**Set exercise:**
Return every line of the records below verbatim, with no pictures in the copy.

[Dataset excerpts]
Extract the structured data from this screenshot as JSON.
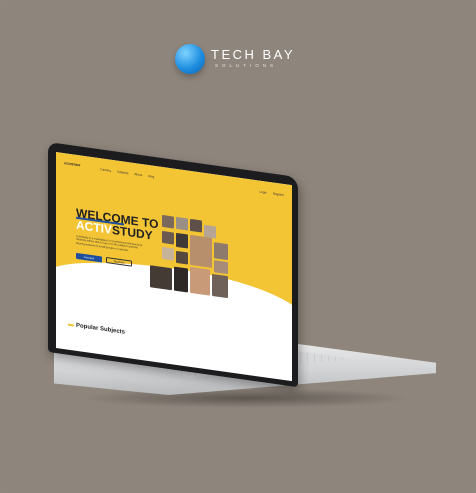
{
  "brand": {
    "name": "TECH BAY",
    "sub": "SOLUTIONS"
  },
  "site": {
    "logo_a": "ACTIV",
    "logo_b": "STUDY",
    "nav_links": [
      "Tutoring",
      "Subjects",
      "About",
      "Blog"
    ],
    "nav_right": [
      "Login",
      "Register"
    ],
    "title_line1": "WELCOME TO",
    "title_line2a": "ACTIV",
    "title_line2b": "STUDY",
    "description": "ActivStudy is a marketplace for professional and teachers. Students will be able to log on to the platform and find tutoring sessions in small groups or in private.",
    "cta_primary": "Courses",
    "cta_secondary": "Teachers",
    "section_title": "Popular Subjects"
  },
  "colors": {
    "background": "#8e857c",
    "hero_yellow": "#f3c434",
    "accent_blue": "#1d4f9e"
  }
}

**Solution to this exercise:**
Extract the structured data from this screenshot as JSON.
{
  "brand": {
    "name": "TECH BAY",
    "sub": "SOLUTIONS"
  },
  "site": {
    "logo_a": "ACTIV",
    "logo_b": "STUDY",
    "nav_links": [
      "Tutoring",
      "Subjects",
      "About",
      "Blog"
    ],
    "nav_right": [
      "Login",
      "Register"
    ],
    "title_line1": "WELCOME TO",
    "title_line2a": "ACTIV",
    "title_line2b": "STUDY",
    "description": "ActivStudy is a marketplace for professional and teachers. Students will be able to log on to the platform and find tutoring sessions in small groups or in private.",
    "cta_primary": "Courses",
    "cta_secondary": "Teachers",
    "section_title": "Popular Subjects"
  },
  "colors": {
    "background": "#8e857c",
    "hero_yellow": "#f3c434",
    "accent_blue": "#1d4f9e"
  }
}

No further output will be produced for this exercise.